Exercise
From the entries below, count the lines with "VETone". Write only the count.

Start of Data shown

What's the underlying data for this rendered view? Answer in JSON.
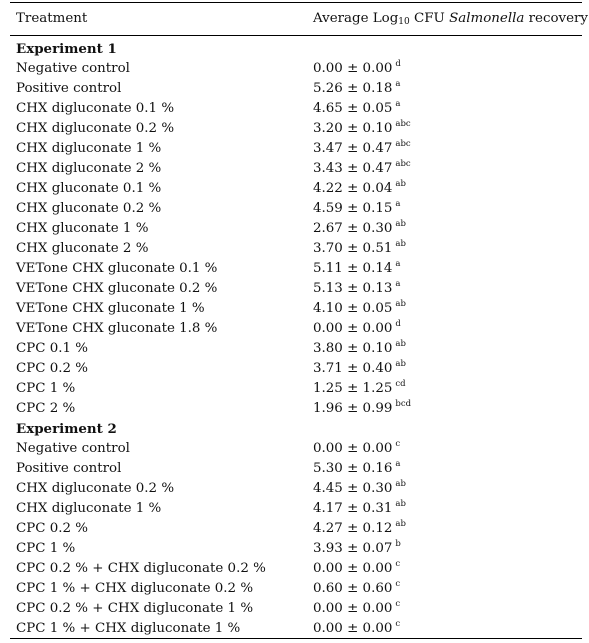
{
  "header": {
    "treatment": "Treatment",
    "value_prefix": "Average Log",
    "value_sub": "10",
    "value_mid": " CFU ",
    "value_italic": "Salmonella",
    "value_suffix": " recovery"
  },
  "rows": [
    {
      "type": "section",
      "treatment": "Experiment 1"
    },
    {
      "type": "data",
      "treatment": "Negative control",
      "value": "0.00 ± 0.00",
      "letters": "d"
    },
    {
      "type": "data",
      "treatment": "Positive control",
      "value": "5.26 ± 0.18",
      "letters": "a"
    },
    {
      "type": "data",
      "treatment": "CHX digluconate 0.1 %",
      "value": "4.65 ± 0.05",
      "letters": "a"
    },
    {
      "type": "data",
      "treatment": "CHX digluconate 0.2 %",
      "value": "3.20 ± 0.10",
      "letters": "abc"
    },
    {
      "type": "data",
      "treatment": "CHX digluconate 1 %",
      "value": "3.47 ± 0.47",
      "letters": "abc"
    },
    {
      "type": "data",
      "treatment": "CHX digluconate 2 %",
      "value": "3.43 ± 0.47",
      "letters": "abc"
    },
    {
      "type": "data",
      "treatment": "CHX gluconate 0.1 %",
      "value": "4.22 ± 0.04",
      "letters": "ab"
    },
    {
      "type": "data",
      "treatment": "CHX gluconate 0.2 %",
      "value": "4.59 ± 0.15",
      "letters": "a"
    },
    {
      "type": "data",
      "treatment": "CHX gluconate 1 %",
      "value": "2.67 ± 0.30",
      "letters": "ab"
    },
    {
      "type": "data",
      "treatment": "CHX gluconate 2 %",
      "value": "3.70 ± 0.51",
      "letters": "ab"
    },
    {
      "type": "data",
      "treatment": "VETone CHX gluconate 0.1 %",
      "value": "5.11 ± 0.14",
      "letters": "a"
    },
    {
      "type": "data",
      "treatment": "VETone CHX gluconate 0.2 %",
      "value": "5.13 ± 0.13",
      "letters": "a"
    },
    {
      "type": "data",
      "treatment": "VETone CHX gluconate 1 %",
      "value": "4.10 ± 0.05",
      "letters": "ab"
    },
    {
      "type": "data",
      "treatment": "VETone CHX gluconate 1.8 %",
      "value": "0.00 ± 0.00",
      "letters": "d"
    },
    {
      "type": "data",
      "treatment": "CPC 0.1 %",
      "value": "3.80 ± 0.10",
      "letters": "ab"
    },
    {
      "type": "data",
      "treatment": "CPC 0.2 %",
      "value": "3.71 ± 0.40",
      "letters": "ab"
    },
    {
      "type": "data",
      "treatment": "CPC 1 %",
      "value": "1.25 ± 1.25",
      "letters": "cd"
    },
    {
      "type": "data",
      "treatment": "CPC 2 %",
      "value": "1.96 ± 0.99",
      "letters": "bcd"
    },
    {
      "type": "section",
      "treatment": "Experiment 2"
    },
    {
      "type": "data",
      "treatment": "Negative control",
      "value": "0.00 ± 0.00",
      "letters": "c"
    },
    {
      "type": "data",
      "treatment": "Positive control",
      "value": "5.30 ± 0.16",
      "letters": "a"
    },
    {
      "type": "data",
      "treatment": "CHX digluconate 0.2 %",
      "value": "4.45 ± 0.30",
      "letters": "ab"
    },
    {
      "type": "data",
      "treatment": "CHX digluconate 1 %",
      "value": "4.17 ± 0.31",
      "letters": "ab"
    },
    {
      "type": "data",
      "treatment": "CPC 0.2 %",
      "value": "4.27 ± 0.12",
      "letters": "ab"
    },
    {
      "type": "data",
      "treatment": "CPC 1 %",
      "value": "3.93 ± 0.07",
      "letters": "b"
    },
    {
      "type": "data",
      "treatment": "CPC 0.2 % + CHX digluconate 0.2 %",
      "value": "0.00 ± 0.00",
      "letters": "c"
    },
    {
      "type": "data",
      "treatment": "CPC 1 % + CHX digluconate 0.2 %",
      "value": "0.60 ± 0.60",
      "letters": "c"
    },
    {
      "type": "data",
      "treatment": "CPC 0.2 % + CHX digluconate 1 %",
      "value": "0.00 ± 0.00",
      "letters": "c"
    },
    {
      "type": "data",
      "treatment": "CPC 1 % + CHX digluconate 1 %",
      "value": "0.00 ± 0.00",
      "letters": "c"
    }
  ]
}
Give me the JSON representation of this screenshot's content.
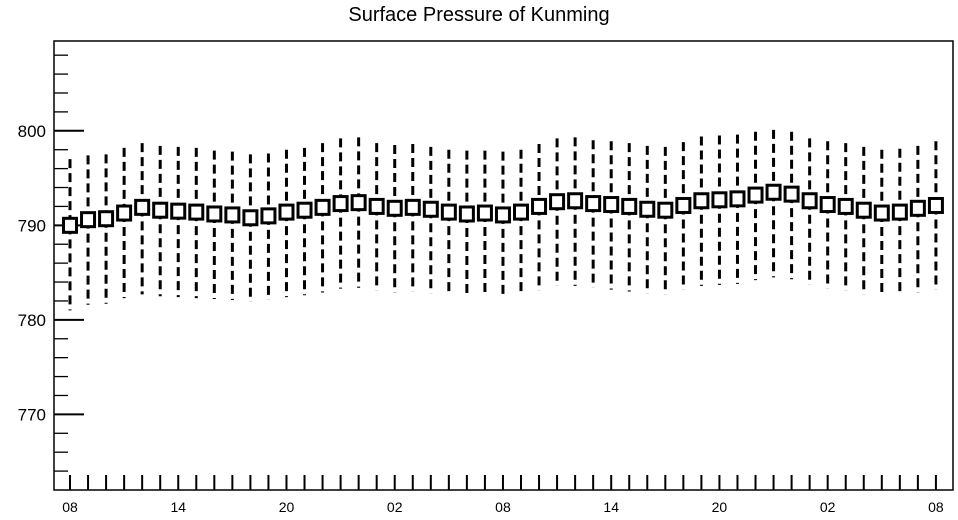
{
  "chart_data": {
    "type": "boxplot",
    "title": "Surface Pressure of Kunming",
    "xlabel": "",
    "ylabel": "",
    "ylim": [
      762,
      809.5
    ],
    "yticks": [
      770,
      780,
      790,
      800
    ],
    "x_tick_labels": [
      "08",
      "14",
      "20",
      "02",
      "08",
      "14",
      "20",
      "02",
      "08"
    ],
    "x_label_every": 6,
    "grid": false,
    "series": [
      {
        "median": [
          790.0,
          790.6,
          790.7,
          791.3,
          791.9,
          791.6,
          791.5,
          791.4,
          791.2,
          791.1,
          790.8,
          791.0,
          791.4,
          791.6,
          791.9,
          792.3,
          792.4,
          792.0,
          791.8,
          791.9,
          791.7,
          791.4,
          791.2,
          791.3,
          791.1,
          791.4,
          792.0,
          792.5,
          792.6,
          792.3,
          792.2,
          792.0,
          791.7,
          791.6,
          792.1,
          792.6,
          792.7,
          792.8,
          793.2,
          793.5,
          793.3,
          792.6,
          792.2,
          792.0,
          791.6,
          791.3,
          791.4,
          791.8,
          792.1
        ],
        "upper": [
          797.0,
          797.4,
          797.5,
          798.2,
          798.7,
          798.4,
          798.3,
          798.2,
          797.9,
          797.8,
          797.5,
          797.6,
          798.0,
          798.2,
          798.7,
          799.2,
          799.3,
          798.7,
          798.5,
          798.6,
          798.3,
          798.0,
          797.9,
          797.9,
          797.8,
          798.0,
          798.6,
          799.2,
          799.3,
          799.0,
          798.9,
          798.7,
          798.4,
          798.3,
          798.8,
          799.4,
          799.5,
          799.6,
          799.9,
          800.1,
          799.9,
          799.2,
          798.9,
          798.7,
          798.3,
          798.0,
          798.1,
          798.4,
          798.9
        ],
        "lower": [
          781.0,
          781.6,
          781.7,
          782.3,
          782.7,
          782.5,
          782.4,
          782.3,
          782.2,
          782.1,
          781.9,
          782.1,
          782.4,
          782.6,
          782.9,
          783.3,
          783.4,
          783.1,
          782.9,
          783.0,
          782.8,
          782.6,
          782.4,
          782.5,
          782.3,
          782.6,
          783.1,
          783.6,
          783.6,
          783.4,
          783.2,
          783.0,
          782.8,
          782.7,
          783.2,
          783.6,
          783.7,
          783.8,
          784.2,
          784.5,
          784.3,
          783.7,
          783.3,
          783.1,
          782.7,
          782.5,
          782.6,
          782.9,
          783.2
        ]
      }
    ]
  }
}
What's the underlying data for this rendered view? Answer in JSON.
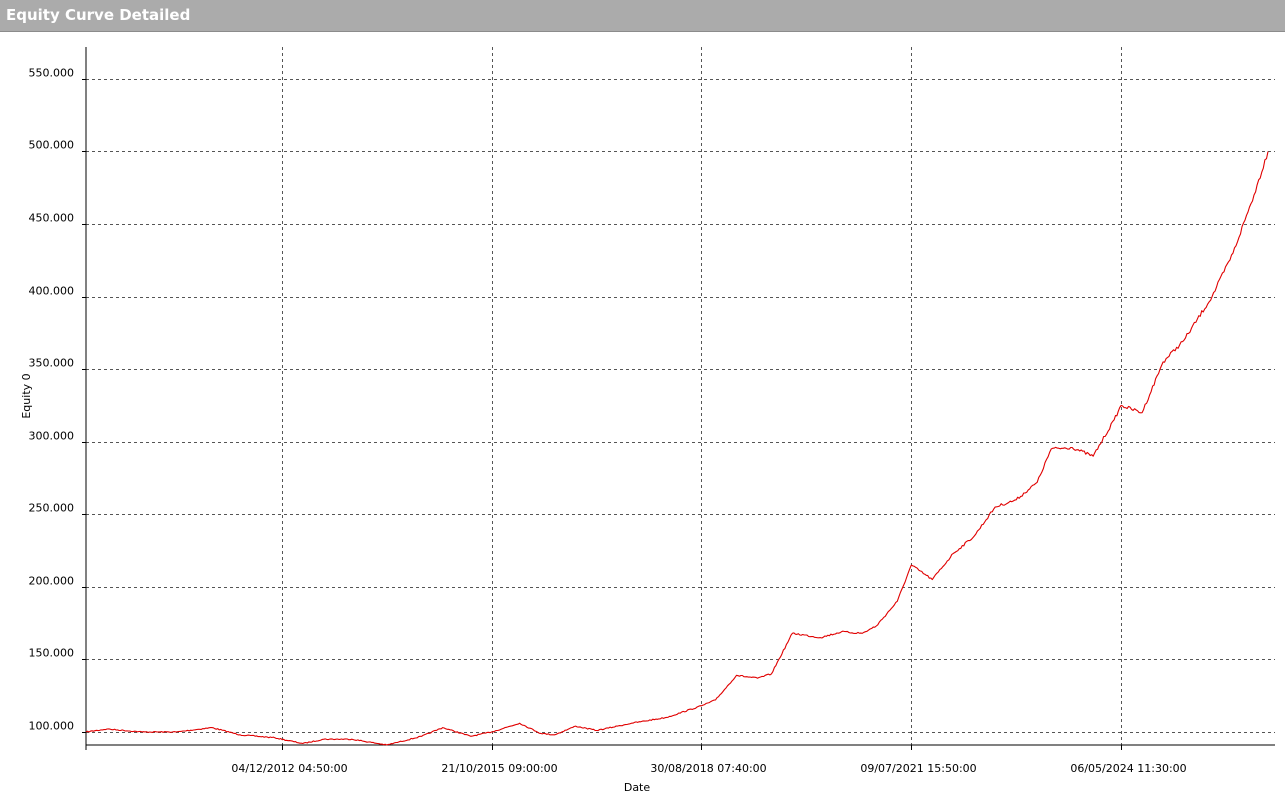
{
  "window": {
    "title": "Equity Curve Detailed"
  },
  "chart_data": {
    "type": "line",
    "title": "",
    "xlabel": "Date",
    "ylabel": "Equity 0",
    "ylim": [
      91000,
      572000
    ],
    "xlim": [
      2009.2,
      2026.2
    ],
    "grid": true,
    "y_ticks": [
      100000,
      150000,
      200000,
      250000,
      300000,
      350000,
      400000,
      450000,
      500000,
      550000
    ],
    "y_tick_labels": [
      "100.000",
      "150.000",
      "200.000",
      "250.000",
      "300.000",
      "350.000",
      "400.000",
      "450.000",
      "500.000",
      "550.000"
    ],
    "x_ticks": [
      2012.0,
      2015.0,
      2018.0,
      2021.0,
      2024.0
    ],
    "x_tick_labels": [
      "04/12/2012 04:50:00",
      "21/10/2015 09:00:00",
      "30/08/2018 07:40:00",
      "09/07/2021 15:50:00",
      "06/05/2024 11:30:00"
    ],
    "series": [
      {
        "color": "#e00000",
        "x": [
          2009.2,
          2009.5,
          2010.0,
          2010.5,
          2011.0,
          2011.4,
          2011.9,
          2012.3,
          2012.6,
          2013.0,
          2013.5,
          2014.0,
          2014.3,
          2014.7,
          2015.0,
          2015.4,
          2015.7,
          2015.9,
          2016.2,
          2016.5,
          2016.8,
          2017.0,
          2017.5,
          2018.0,
          2018.2,
          2018.5,
          2018.8,
          2019.0,
          2019.3,
          2019.7,
          2020.0,
          2020.3,
          2020.5,
          2020.8,
          2021.0,
          2021.3,
          2021.6,
          2021.9,
          2022.2,
          2022.5,
          2022.8,
          2023.0,
          2023.3,
          2023.6,
          2023.9,
          2024.0,
          2024.3,
          2024.6,
          2024.9,
          2025.3,
          2025.6,
          2025.9,
          2026.1
        ],
        "y": [
          100000,
          102000,
          100000,
          100000,
          103000,
          98000,
          96000,
          92000,
          95000,
          95000,
          91000,
          97000,
          103000,
          97000,
          100000,
          106000,
          99000,
          98000,
          104000,
          101000,
          104000,
          106000,
          110000,
          118000,
          122000,
          139000,
          137000,
          140000,
          168000,
          165000,
          169000,
          168000,
          173000,
          190000,
          215000,
          205000,
          223000,
          235000,
          255000,
          260000,
          272000,
          295000,
          296000,
          290000,
          315000,
          325000,
          320000,
          355000,
          370000,
          400000,
          430000,
          470000,
          500000
        ]
      }
    ]
  }
}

End of Data shown

Solution for this task
4